[Aim]:
Print the entries below word for word; the pictures stay out of your copy.

Entries from a visual dataset
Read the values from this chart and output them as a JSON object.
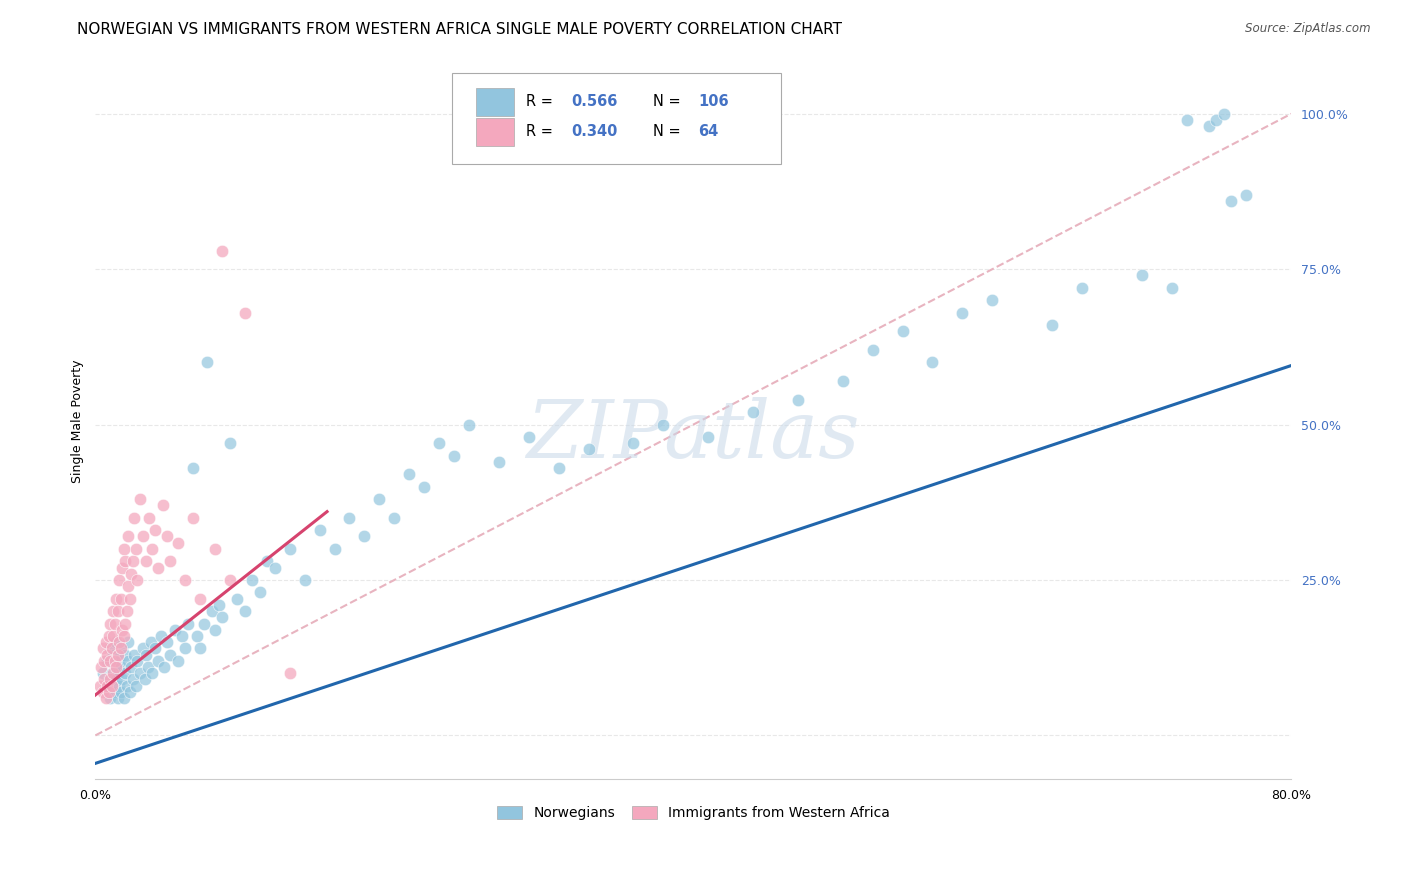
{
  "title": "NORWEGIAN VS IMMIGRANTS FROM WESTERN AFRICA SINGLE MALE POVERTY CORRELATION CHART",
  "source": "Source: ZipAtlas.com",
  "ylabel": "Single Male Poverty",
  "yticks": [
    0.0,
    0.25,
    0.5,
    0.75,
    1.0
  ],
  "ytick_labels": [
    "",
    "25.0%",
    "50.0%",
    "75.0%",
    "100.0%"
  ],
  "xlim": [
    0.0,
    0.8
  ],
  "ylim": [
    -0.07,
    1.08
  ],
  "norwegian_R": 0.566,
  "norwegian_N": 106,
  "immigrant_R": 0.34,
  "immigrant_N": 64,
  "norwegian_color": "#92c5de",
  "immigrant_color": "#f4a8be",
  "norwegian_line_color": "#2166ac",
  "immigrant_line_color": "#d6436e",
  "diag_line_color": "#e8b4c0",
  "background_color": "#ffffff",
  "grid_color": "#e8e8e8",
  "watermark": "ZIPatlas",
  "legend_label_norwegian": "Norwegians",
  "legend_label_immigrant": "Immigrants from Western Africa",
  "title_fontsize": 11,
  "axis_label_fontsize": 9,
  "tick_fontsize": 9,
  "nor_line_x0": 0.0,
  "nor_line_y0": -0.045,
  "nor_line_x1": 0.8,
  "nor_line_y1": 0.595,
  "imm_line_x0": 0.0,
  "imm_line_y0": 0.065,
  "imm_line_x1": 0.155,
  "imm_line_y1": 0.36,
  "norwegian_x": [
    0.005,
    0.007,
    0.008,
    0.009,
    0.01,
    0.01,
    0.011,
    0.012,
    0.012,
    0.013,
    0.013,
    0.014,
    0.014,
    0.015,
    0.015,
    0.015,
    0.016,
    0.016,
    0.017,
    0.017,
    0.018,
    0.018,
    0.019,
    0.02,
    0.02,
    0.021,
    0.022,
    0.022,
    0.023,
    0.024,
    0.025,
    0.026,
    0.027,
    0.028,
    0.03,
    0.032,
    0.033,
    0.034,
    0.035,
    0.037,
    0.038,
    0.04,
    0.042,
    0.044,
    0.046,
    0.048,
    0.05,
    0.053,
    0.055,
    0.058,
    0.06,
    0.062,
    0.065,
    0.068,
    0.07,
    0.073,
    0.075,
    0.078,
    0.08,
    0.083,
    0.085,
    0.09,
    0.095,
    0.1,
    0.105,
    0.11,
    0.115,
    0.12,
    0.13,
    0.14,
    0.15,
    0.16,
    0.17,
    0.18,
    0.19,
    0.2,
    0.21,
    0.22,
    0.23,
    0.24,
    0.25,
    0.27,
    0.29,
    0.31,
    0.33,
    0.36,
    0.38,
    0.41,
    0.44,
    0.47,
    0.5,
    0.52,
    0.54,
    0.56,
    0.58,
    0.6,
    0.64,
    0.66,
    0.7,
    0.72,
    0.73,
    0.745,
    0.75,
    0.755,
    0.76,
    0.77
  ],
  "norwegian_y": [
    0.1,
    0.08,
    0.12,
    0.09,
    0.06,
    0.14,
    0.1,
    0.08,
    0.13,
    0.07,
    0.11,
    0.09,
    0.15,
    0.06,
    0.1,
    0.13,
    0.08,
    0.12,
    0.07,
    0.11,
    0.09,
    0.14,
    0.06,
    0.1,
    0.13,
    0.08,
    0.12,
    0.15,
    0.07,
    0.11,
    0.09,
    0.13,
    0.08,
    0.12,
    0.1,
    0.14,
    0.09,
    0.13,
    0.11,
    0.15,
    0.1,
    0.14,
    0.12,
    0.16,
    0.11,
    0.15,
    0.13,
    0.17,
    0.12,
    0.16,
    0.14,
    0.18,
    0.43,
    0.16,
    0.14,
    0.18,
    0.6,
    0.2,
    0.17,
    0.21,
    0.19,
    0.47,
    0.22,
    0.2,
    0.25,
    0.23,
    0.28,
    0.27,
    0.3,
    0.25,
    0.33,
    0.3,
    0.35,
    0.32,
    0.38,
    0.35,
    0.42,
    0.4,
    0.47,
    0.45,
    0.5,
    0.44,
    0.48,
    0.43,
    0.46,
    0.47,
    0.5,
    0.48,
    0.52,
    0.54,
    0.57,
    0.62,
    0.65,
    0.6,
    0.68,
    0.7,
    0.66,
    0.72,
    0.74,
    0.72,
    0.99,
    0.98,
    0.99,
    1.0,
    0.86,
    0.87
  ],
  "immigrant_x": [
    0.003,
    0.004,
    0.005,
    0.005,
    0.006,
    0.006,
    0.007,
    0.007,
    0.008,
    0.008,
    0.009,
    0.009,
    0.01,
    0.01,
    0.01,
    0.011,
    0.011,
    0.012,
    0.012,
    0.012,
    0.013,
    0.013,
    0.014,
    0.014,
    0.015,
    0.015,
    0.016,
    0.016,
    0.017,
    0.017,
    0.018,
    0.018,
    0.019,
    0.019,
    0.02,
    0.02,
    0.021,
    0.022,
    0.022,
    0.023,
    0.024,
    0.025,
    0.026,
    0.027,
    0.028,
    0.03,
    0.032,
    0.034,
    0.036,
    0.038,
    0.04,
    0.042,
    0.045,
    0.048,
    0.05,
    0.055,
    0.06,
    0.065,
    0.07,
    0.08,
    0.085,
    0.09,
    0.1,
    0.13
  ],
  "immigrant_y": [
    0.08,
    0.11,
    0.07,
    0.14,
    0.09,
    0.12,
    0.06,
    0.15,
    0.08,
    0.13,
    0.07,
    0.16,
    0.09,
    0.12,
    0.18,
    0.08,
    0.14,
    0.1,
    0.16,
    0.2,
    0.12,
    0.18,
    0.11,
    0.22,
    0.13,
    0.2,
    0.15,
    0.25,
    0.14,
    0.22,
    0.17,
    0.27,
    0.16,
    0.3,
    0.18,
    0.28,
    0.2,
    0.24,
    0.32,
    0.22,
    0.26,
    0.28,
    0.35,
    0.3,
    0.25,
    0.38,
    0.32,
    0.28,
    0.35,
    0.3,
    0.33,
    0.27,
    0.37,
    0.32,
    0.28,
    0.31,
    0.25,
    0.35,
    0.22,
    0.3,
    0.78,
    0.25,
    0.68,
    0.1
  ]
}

[Completed exercise]:
Read the values from this chart and output them as a JSON object.
{
  "title": "NORWEGIAN VS IMMIGRANTS FROM WESTERN AFRICA SINGLE MALE POVERTY CORRELATION CHART",
  "source": "Source: ZipAtlas.com",
  "ylabel": "Single Male Poverty",
  "yticks": [
    0.0,
    0.25,
    0.5,
    0.75,
    1.0
  ],
  "ytick_labels": [
    "",
    "25.0%",
    "50.0%",
    "75.0%",
    "100.0%"
  ],
  "xlim": [
    0.0,
    0.8
  ],
  "ylim": [
    -0.07,
    1.08
  ],
  "norwegian_R": 0.566,
  "norwegian_N": 106,
  "immigrant_R": 0.34,
  "immigrant_N": 64,
  "norwegian_color": "#92c5de",
  "immigrant_color": "#f4a8be",
  "norwegian_line_color": "#2166ac",
  "immigrant_line_color": "#d6436e",
  "diag_line_color": "#e8b4c0",
  "background_color": "#ffffff",
  "grid_color": "#e8e8e8",
  "watermark": "ZIPatlas",
  "legend_label_norwegian": "Norwegians",
  "legend_label_immigrant": "Immigrants from Western Africa",
  "title_fontsize": 11,
  "axis_label_fontsize": 9,
  "tick_fontsize": 9,
  "nor_line_x0": 0.0,
  "nor_line_y0": -0.045,
  "nor_line_x1": 0.8,
  "nor_line_y1": 0.595,
  "imm_line_x0": 0.0,
  "imm_line_y0": 0.065,
  "imm_line_x1": 0.155,
  "imm_line_y1": 0.36,
  "norwegian_x": [
    0.005,
    0.007,
    0.008,
    0.009,
    0.01,
    0.01,
    0.011,
    0.012,
    0.012,
    0.013,
    0.013,
    0.014,
    0.014,
    0.015,
    0.015,
    0.015,
    0.016,
    0.016,
    0.017,
    0.017,
    0.018,
    0.018,
    0.019,
    0.02,
    0.02,
    0.021,
    0.022,
    0.022,
    0.023,
    0.024,
    0.025,
    0.026,
    0.027,
    0.028,
    0.03,
    0.032,
    0.033,
    0.034,
    0.035,
    0.037,
    0.038,
    0.04,
    0.042,
    0.044,
    0.046,
    0.048,
    0.05,
    0.053,
    0.055,
    0.058,
    0.06,
    0.062,
    0.065,
    0.068,
    0.07,
    0.073,
    0.075,
    0.078,
    0.08,
    0.083,
    0.085,
    0.09,
    0.095,
    0.1,
    0.105,
    0.11,
    0.115,
    0.12,
    0.13,
    0.14,
    0.15,
    0.16,
    0.17,
    0.18,
    0.19,
    0.2,
    0.21,
    0.22,
    0.23,
    0.24,
    0.25,
    0.27,
    0.29,
    0.31,
    0.33,
    0.36,
    0.38,
    0.41,
    0.44,
    0.47,
    0.5,
    0.52,
    0.54,
    0.56,
    0.58,
    0.6,
    0.64,
    0.66,
    0.7,
    0.72,
    0.73,
    0.745,
    0.75,
    0.755,
    0.76,
    0.77
  ],
  "norwegian_y": [
    0.1,
    0.08,
    0.12,
    0.09,
    0.06,
    0.14,
    0.1,
    0.08,
    0.13,
    0.07,
    0.11,
    0.09,
    0.15,
    0.06,
    0.1,
    0.13,
    0.08,
    0.12,
    0.07,
    0.11,
    0.09,
    0.14,
    0.06,
    0.1,
    0.13,
    0.08,
    0.12,
    0.15,
    0.07,
    0.11,
    0.09,
    0.13,
    0.08,
    0.12,
    0.1,
    0.14,
    0.09,
    0.13,
    0.11,
    0.15,
    0.1,
    0.14,
    0.12,
    0.16,
    0.11,
    0.15,
    0.13,
    0.17,
    0.12,
    0.16,
    0.14,
    0.18,
    0.43,
    0.16,
    0.14,
    0.18,
    0.6,
    0.2,
    0.17,
    0.21,
    0.19,
    0.47,
    0.22,
    0.2,
    0.25,
    0.23,
    0.28,
    0.27,
    0.3,
    0.25,
    0.33,
    0.3,
    0.35,
    0.32,
    0.38,
    0.35,
    0.42,
    0.4,
    0.47,
    0.45,
    0.5,
    0.44,
    0.48,
    0.43,
    0.46,
    0.47,
    0.5,
    0.48,
    0.52,
    0.54,
    0.57,
    0.62,
    0.65,
    0.6,
    0.68,
    0.7,
    0.66,
    0.72,
    0.74,
    0.72,
    0.99,
    0.98,
    0.99,
    1.0,
    0.86,
    0.87
  ],
  "immigrant_x": [
    0.003,
    0.004,
    0.005,
    0.005,
    0.006,
    0.006,
    0.007,
    0.007,
    0.008,
    0.008,
    0.009,
    0.009,
    0.01,
    0.01,
    0.01,
    0.011,
    0.011,
    0.012,
    0.012,
    0.012,
    0.013,
    0.013,
    0.014,
    0.014,
    0.015,
    0.015,
    0.016,
    0.016,
    0.017,
    0.017,
    0.018,
    0.018,
    0.019,
    0.019,
    0.02,
    0.02,
    0.021,
    0.022,
    0.022,
    0.023,
    0.024,
    0.025,
    0.026,
    0.027,
    0.028,
    0.03,
    0.032,
    0.034,
    0.036,
    0.038,
    0.04,
    0.042,
    0.045,
    0.048,
    0.05,
    0.055,
    0.06,
    0.065,
    0.07,
    0.08,
    0.085,
    0.09,
    0.1,
    0.13
  ],
  "immigrant_y": [
    0.08,
    0.11,
    0.07,
    0.14,
    0.09,
    0.12,
    0.06,
    0.15,
    0.08,
    0.13,
    0.07,
    0.16,
    0.09,
    0.12,
    0.18,
    0.08,
    0.14,
    0.1,
    0.16,
    0.2,
    0.12,
    0.18,
    0.11,
    0.22,
    0.13,
    0.2,
    0.15,
    0.25,
    0.14,
    0.22,
    0.17,
    0.27,
    0.16,
    0.3,
    0.18,
    0.28,
    0.2,
    0.24,
    0.32,
    0.22,
    0.26,
    0.28,
    0.35,
    0.3,
    0.25,
    0.38,
    0.32,
    0.28,
    0.35,
    0.3,
    0.33,
    0.27,
    0.37,
    0.32,
    0.28,
    0.31,
    0.25,
    0.35,
    0.22,
    0.3,
    0.78,
    0.25,
    0.68,
    0.1
  ]
}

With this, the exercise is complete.